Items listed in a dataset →
# # #
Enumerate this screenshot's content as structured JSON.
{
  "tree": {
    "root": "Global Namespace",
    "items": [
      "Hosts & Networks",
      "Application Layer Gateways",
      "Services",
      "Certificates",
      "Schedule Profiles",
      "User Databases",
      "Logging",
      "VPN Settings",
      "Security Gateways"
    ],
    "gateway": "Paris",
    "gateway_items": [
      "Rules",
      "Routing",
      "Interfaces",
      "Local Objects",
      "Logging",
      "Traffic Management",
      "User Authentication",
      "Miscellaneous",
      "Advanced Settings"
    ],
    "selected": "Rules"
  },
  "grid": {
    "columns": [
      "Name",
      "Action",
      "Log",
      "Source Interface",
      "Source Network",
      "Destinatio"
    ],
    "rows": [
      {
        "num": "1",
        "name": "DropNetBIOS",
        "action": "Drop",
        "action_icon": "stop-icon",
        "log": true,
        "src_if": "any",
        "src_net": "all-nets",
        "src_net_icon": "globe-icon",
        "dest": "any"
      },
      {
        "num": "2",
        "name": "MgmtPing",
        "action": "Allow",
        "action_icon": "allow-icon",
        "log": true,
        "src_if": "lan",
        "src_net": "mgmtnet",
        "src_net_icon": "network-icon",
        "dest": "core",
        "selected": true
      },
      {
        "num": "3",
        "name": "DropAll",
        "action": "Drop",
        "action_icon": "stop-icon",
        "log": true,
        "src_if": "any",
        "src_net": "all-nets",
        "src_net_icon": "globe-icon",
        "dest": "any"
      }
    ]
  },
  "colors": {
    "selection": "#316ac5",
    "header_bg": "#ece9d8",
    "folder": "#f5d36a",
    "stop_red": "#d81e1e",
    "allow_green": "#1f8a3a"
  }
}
# # #
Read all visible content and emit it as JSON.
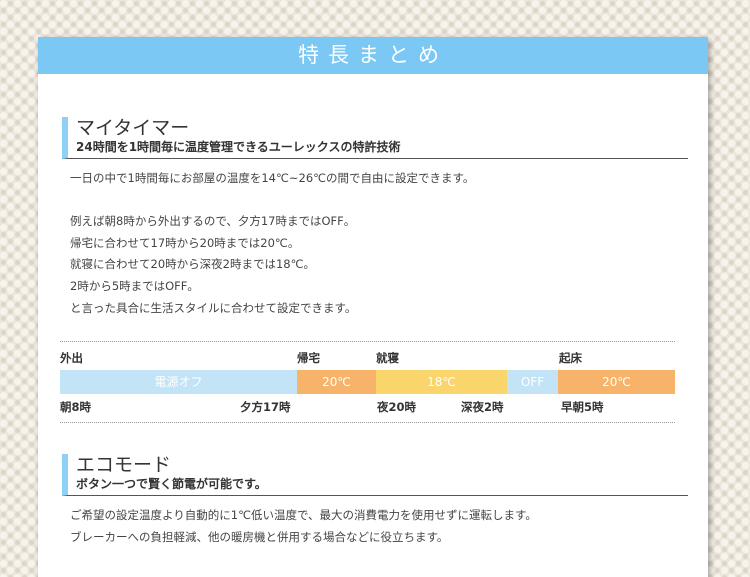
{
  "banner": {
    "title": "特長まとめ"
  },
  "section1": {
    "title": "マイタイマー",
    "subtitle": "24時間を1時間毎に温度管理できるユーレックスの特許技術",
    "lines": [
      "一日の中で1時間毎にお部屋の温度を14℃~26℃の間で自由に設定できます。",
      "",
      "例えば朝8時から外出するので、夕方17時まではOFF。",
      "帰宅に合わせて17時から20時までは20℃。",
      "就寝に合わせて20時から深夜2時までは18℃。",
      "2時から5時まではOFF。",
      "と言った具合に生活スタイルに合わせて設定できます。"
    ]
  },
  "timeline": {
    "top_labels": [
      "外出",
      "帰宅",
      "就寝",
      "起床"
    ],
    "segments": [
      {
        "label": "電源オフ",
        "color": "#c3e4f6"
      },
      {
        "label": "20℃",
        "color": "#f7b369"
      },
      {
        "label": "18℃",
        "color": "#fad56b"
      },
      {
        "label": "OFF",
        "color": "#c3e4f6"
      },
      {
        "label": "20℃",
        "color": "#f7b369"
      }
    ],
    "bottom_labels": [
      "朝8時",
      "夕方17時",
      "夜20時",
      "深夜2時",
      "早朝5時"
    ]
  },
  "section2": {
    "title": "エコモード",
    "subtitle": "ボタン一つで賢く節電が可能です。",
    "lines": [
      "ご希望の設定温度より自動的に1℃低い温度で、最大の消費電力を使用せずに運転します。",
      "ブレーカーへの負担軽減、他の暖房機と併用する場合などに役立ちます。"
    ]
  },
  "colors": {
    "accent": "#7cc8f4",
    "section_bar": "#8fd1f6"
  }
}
# # #
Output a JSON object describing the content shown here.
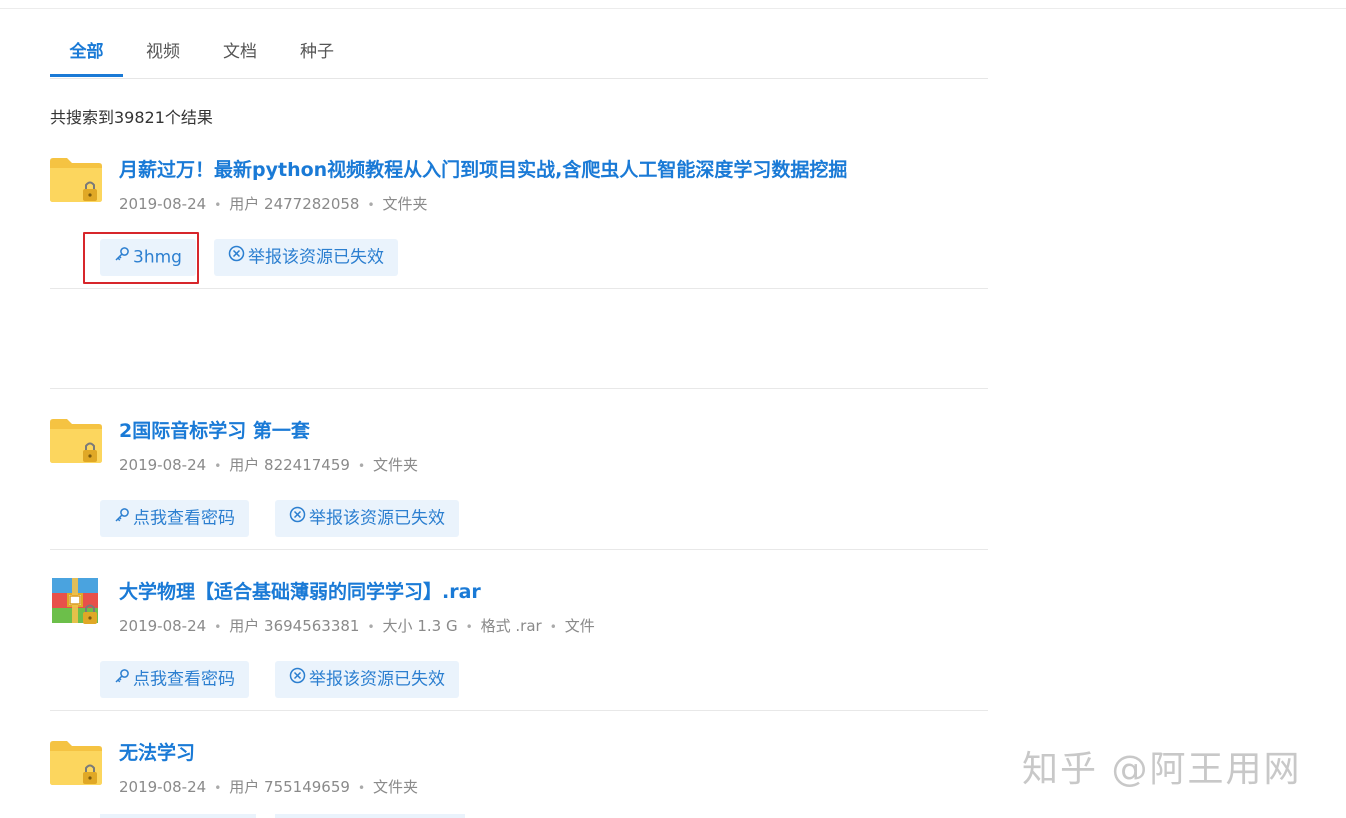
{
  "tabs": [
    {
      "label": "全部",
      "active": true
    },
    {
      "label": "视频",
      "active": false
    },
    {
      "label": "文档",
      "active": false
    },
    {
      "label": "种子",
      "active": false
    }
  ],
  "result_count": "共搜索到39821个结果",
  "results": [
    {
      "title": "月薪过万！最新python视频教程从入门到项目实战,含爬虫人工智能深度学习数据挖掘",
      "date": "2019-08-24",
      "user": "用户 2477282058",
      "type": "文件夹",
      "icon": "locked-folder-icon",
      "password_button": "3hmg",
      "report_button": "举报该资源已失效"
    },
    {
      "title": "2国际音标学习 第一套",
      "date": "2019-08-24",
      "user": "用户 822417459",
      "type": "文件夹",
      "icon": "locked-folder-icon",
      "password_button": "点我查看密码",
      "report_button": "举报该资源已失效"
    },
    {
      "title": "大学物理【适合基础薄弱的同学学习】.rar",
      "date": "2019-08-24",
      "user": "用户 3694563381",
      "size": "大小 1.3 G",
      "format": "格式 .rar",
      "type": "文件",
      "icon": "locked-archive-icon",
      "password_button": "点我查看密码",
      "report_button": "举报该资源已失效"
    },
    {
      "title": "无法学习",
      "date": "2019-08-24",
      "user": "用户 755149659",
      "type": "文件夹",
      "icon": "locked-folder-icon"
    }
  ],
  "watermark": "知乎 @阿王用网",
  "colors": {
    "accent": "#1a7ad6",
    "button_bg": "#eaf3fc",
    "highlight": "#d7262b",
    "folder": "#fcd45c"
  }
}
# # #
List every line above that contains the word "JSON".

Enumerate this screenshot's content as structured JSON.
Read all visible content and emit it as JSON.
Output a JSON object describing the content shown here.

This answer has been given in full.